■ Work to do
Gather, from the data below, each line in which the word "JSON" occurs.

■ Data rows
---------------
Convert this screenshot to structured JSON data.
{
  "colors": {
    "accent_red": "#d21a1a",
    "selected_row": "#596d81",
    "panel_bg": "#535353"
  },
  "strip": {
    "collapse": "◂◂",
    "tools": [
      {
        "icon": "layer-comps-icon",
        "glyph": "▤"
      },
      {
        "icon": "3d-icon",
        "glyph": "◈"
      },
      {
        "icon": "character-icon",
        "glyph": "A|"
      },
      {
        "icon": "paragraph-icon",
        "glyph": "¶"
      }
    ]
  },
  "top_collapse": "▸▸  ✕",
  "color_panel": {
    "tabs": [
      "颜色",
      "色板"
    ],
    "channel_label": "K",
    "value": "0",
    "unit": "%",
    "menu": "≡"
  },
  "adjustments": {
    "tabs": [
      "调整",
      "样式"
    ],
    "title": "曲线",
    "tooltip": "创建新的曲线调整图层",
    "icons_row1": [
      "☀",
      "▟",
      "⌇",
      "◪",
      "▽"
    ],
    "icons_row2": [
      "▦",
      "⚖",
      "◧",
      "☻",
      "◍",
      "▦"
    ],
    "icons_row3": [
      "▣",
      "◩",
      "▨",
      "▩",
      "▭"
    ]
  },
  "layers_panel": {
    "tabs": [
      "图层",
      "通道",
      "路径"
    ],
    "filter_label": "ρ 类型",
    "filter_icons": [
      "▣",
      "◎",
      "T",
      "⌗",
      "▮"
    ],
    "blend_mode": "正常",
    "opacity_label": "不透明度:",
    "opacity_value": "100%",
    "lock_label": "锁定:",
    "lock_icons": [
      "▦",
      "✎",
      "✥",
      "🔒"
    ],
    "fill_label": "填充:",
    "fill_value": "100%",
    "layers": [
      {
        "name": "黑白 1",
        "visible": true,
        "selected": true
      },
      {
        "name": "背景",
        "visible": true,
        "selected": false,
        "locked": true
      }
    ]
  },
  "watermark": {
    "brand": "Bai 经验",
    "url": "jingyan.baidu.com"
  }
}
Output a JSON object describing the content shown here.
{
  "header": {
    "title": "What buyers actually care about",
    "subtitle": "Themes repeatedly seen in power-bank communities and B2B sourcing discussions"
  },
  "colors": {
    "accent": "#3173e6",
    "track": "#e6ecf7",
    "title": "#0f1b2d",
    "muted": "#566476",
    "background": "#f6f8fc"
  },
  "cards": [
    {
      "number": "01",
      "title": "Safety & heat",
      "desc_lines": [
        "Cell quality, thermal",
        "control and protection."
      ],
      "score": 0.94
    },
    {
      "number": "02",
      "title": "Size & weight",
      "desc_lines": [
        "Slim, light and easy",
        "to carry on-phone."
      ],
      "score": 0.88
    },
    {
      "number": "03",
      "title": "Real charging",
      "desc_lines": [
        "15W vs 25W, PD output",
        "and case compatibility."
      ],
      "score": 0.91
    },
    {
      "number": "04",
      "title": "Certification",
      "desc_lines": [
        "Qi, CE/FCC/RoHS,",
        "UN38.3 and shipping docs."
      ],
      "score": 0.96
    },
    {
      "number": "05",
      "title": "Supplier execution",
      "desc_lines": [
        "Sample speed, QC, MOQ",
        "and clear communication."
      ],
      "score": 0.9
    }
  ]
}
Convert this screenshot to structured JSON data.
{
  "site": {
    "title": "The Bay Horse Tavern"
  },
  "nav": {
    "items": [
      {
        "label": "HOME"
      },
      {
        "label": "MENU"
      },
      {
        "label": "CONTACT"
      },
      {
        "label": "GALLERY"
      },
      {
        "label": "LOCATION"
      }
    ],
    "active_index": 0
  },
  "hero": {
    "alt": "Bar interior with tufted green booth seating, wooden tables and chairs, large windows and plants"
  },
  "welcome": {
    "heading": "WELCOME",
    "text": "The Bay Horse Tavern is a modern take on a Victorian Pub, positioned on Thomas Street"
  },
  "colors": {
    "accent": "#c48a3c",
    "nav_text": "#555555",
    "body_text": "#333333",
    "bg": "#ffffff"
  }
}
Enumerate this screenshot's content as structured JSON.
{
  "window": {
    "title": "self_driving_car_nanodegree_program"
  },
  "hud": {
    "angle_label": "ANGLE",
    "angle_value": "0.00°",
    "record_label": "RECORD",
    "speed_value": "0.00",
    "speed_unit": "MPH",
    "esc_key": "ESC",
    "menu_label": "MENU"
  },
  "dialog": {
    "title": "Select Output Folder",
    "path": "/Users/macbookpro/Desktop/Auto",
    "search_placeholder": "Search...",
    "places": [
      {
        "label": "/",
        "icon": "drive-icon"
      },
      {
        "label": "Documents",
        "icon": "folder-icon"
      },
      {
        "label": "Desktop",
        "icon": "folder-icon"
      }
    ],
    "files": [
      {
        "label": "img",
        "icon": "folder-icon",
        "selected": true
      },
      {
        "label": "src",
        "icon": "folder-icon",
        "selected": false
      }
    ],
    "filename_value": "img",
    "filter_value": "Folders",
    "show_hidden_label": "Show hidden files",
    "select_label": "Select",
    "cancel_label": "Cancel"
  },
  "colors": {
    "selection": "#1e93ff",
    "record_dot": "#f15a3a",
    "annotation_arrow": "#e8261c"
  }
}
---------------
■ The response
Convert this screenshot to structured JSON data.
Output a JSON object describing the content shown here.
Convert this screenshot to structured JSON data.
Enumerate this screenshot's content as structured JSON.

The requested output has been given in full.